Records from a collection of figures
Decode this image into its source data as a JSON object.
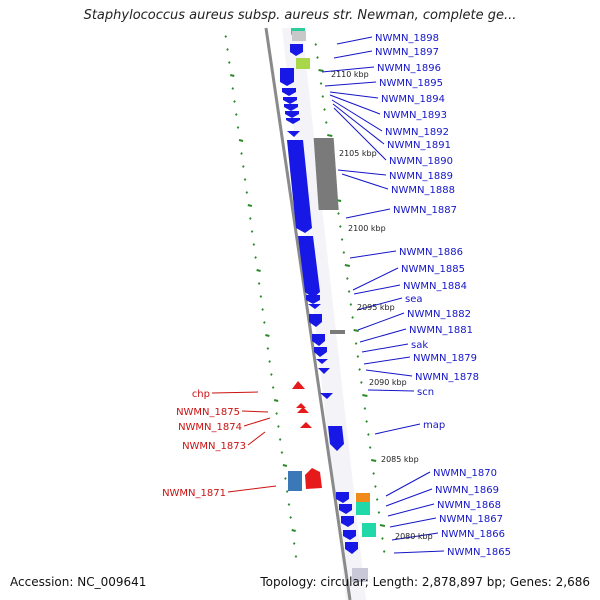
{
  "title": "Staphylococcus aureus subsp. aureus str. Newman, complete ge...",
  "accession": "Accession: NC_009641",
  "summary": "Topology: circular; Length: 2,878,897 bp; Genes: 2,686",
  "colors": {
    "forward_gene": "#1818e6",
    "reverse_gene": "#e61a1a",
    "backbone": "#8a8a8a",
    "tick": "#2a8a2a",
    "label_forward": "#1515c8",
    "label_reverse": "#cc1111"
  },
  "kbp_labels": [
    "2110 kbp",
    "2105 kbp",
    "2100 kbp",
    "2095 kbp",
    "2090 kbp",
    "2085 kbp",
    "2080 kbp"
  ],
  "right_labels": [
    "NWMN_1898",
    "NWMN_1897",
    "NWMN_1896",
    "NWMN_1895",
    "NWMN_1894",
    "NWMN_1893",
    "NWMN_1892",
    "NWMN_1891",
    "NWMN_1890",
    "NWMN_1889",
    "NWMN_1888",
    "NWMN_1887",
    "NWMN_1886",
    "NWMN_1885",
    "NWMN_1884",
    "sea",
    "NWMN_1882",
    "NWMN_1881",
    "sak",
    "NWMN_1879",
    "NWMN_1878",
    "scn",
    "map",
    "NWMN_1870",
    "NWMN_1869",
    "NWMN_1868",
    "NWMN_1867",
    "NWMN_1866",
    "NWMN_1865"
  ],
  "left_labels": [
    "chp",
    "NWMN_1875",
    "NWMN_1874",
    "NWMN_1873",
    "NWMN_1871"
  ]
}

### Exercise instructions
Word for word, restate all of the entries above and leave each picture out.

### Written response
Decode this image into its source data as a JSON object.
{
  "title": "Staphylococcus aureus subsp. aureus str. Newman, complete ge...",
  "accession": "Accession: NC_009641",
  "summary": "Topology: circular; Length: 2,878,897 bp; Genes: 2,686",
  "colors": {
    "forward_gene": "#1818e6",
    "reverse_gene": "#e61a1a",
    "backbone": "#8a8a8a",
    "tick": "#2a8a2a",
    "label_forward": "#1515c8",
    "label_reverse": "#cc1111"
  },
  "kbp_labels": [
    "2110 kbp",
    "2105 kbp",
    "2100 kbp",
    "2095 kbp",
    "2090 kbp",
    "2085 kbp",
    "2080 kbp"
  ],
  "right_labels": [
    "NWMN_1898",
    "NWMN_1897",
    "NWMN_1896",
    "NWMN_1895",
    "NWMN_1894",
    "NWMN_1893",
    "NWMN_1892",
    "NWMN_1891",
    "NWMN_1890",
    "NWMN_1889",
    "NWMN_1888",
    "NWMN_1887",
    "NWMN_1886",
    "NWMN_1885",
    "NWMN_1884",
    "sea",
    "NWMN_1882",
    "NWMN_1881",
    "sak",
    "NWMN_1879",
    "NWMN_1878",
    "scn",
    "map",
    "NWMN_1870",
    "NWMN_1869",
    "NWMN_1868",
    "NWMN_1867",
    "NWMN_1866",
    "NWMN_1865"
  ],
  "left_labels": [
    "chp",
    "NWMN_1875",
    "NWMN_1874",
    "NWMN_1873",
    "NWMN_1871"
  ]
}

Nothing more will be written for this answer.